TASK BRIEF »
For each line of the data below that holds "ตสาหกรรมกบ", copy the line.

MATERIAL TO PROCESS »
— BEGIN —
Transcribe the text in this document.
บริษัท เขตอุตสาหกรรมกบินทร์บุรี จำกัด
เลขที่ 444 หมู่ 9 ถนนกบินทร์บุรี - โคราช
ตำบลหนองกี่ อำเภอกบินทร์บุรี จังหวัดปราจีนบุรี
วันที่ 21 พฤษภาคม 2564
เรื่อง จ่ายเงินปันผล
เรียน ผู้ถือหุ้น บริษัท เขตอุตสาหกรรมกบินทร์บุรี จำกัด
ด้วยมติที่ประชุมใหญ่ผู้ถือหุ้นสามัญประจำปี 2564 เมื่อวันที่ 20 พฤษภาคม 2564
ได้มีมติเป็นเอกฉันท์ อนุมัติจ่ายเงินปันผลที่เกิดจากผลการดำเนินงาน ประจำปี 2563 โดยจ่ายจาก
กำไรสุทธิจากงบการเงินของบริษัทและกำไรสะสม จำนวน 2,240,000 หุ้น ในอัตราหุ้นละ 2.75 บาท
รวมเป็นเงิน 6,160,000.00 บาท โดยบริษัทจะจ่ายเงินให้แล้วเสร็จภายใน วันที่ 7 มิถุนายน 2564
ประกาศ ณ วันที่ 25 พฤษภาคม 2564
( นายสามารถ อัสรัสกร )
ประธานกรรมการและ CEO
— END —
FULL RESPONSE »
บริษัท เขตอุตสาหกรรมกบินทร์บุรี จำกัด
เรียน ผู้ถือหุ้น บริษัท เขตอุตสาหกรรมกบินทร์บุรี จำกัด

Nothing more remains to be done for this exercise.